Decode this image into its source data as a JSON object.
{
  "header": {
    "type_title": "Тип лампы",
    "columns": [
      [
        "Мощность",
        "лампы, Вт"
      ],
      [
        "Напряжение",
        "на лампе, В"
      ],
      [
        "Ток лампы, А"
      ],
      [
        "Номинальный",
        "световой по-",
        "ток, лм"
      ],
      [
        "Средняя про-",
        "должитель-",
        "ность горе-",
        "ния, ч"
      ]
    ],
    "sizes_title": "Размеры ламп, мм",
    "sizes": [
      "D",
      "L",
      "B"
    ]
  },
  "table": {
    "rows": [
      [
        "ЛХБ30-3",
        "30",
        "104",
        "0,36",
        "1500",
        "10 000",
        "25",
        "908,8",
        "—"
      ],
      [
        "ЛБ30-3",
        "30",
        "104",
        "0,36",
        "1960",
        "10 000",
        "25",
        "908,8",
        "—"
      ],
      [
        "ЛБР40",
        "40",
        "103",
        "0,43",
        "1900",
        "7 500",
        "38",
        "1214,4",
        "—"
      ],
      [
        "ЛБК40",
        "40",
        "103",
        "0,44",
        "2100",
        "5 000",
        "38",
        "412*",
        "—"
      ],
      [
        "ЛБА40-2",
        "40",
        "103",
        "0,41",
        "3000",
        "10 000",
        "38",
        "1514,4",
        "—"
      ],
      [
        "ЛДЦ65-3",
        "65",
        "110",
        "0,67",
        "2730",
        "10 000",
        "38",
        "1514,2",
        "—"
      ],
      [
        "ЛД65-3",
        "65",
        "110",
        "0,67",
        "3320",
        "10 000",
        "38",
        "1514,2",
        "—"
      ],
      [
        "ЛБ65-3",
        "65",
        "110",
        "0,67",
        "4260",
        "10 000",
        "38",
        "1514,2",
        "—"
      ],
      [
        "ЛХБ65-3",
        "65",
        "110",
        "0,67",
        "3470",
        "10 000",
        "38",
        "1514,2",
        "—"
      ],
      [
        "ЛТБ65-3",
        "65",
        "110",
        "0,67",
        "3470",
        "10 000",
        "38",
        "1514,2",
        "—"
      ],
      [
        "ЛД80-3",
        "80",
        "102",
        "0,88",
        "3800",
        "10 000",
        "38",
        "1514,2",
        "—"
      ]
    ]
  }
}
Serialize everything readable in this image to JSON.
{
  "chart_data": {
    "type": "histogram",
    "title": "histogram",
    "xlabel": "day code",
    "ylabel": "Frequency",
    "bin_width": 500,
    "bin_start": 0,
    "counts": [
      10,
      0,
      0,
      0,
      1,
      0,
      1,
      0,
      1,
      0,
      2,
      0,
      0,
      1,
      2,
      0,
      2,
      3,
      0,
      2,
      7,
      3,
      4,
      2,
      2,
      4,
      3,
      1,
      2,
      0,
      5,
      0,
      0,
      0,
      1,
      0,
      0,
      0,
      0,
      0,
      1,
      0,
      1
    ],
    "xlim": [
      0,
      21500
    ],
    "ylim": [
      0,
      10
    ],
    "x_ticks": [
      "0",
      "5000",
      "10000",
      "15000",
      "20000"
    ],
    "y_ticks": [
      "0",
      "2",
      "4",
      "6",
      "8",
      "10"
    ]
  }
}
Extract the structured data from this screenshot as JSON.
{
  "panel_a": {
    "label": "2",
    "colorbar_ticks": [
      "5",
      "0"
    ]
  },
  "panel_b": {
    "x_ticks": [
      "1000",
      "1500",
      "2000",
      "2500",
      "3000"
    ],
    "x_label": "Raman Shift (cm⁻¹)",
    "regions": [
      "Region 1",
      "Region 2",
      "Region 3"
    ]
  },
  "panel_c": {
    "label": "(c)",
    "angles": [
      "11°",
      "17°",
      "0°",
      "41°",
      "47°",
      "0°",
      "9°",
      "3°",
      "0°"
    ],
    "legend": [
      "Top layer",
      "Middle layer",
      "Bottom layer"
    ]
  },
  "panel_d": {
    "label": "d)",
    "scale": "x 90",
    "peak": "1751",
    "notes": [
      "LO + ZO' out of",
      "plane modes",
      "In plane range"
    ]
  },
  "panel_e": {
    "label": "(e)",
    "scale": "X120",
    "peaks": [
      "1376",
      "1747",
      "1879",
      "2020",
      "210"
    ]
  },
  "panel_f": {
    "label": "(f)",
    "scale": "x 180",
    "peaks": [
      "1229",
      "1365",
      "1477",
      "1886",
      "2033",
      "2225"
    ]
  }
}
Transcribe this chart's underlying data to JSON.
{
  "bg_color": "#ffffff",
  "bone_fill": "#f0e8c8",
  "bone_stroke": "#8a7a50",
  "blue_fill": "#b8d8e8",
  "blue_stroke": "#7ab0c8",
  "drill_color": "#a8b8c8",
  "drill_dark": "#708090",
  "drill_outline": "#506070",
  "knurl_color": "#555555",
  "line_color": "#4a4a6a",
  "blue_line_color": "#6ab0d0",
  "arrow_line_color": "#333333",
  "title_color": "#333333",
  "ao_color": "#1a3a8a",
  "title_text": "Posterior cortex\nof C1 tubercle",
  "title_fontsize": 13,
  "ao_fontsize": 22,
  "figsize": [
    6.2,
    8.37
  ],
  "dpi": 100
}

* _Task to carry out_
Find the line that contains "Transcribe this chart's" in the listing above. Retype it and every line after it up to the last, exactly, and nothing else.

* _Solution below_
Transcribe this chart's underlying data to JSON.
{
  "bg_color": "#ffffff",
  "bone_fill": "#f0e8c8",
  "bone_stroke": "#8a7a50",
  "blue_fill": "#b8d8e8",
  "blue_stroke": "#7ab0c8",
  "drill_color": "#a8b8c8",
  "drill_dark": "#708090",
  "drill_outline": "#506070",
  "knurl_color": "#555555",
  "line_color": "#4a4a6a",
  "blue_line_color": "#6ab0d0",
  "arrow_line_color": "#333333",
  "title_color": "#333333",
  "ao_color": "#1a3a8a",
  "title_text": "Posterior cortex\nof C1 tubercle",
  "title_fontsize": 13,
  "ao_fontsize": 22,
  "figsize": [
    6.2,
    8.37
  ],
  "dpi": 100
}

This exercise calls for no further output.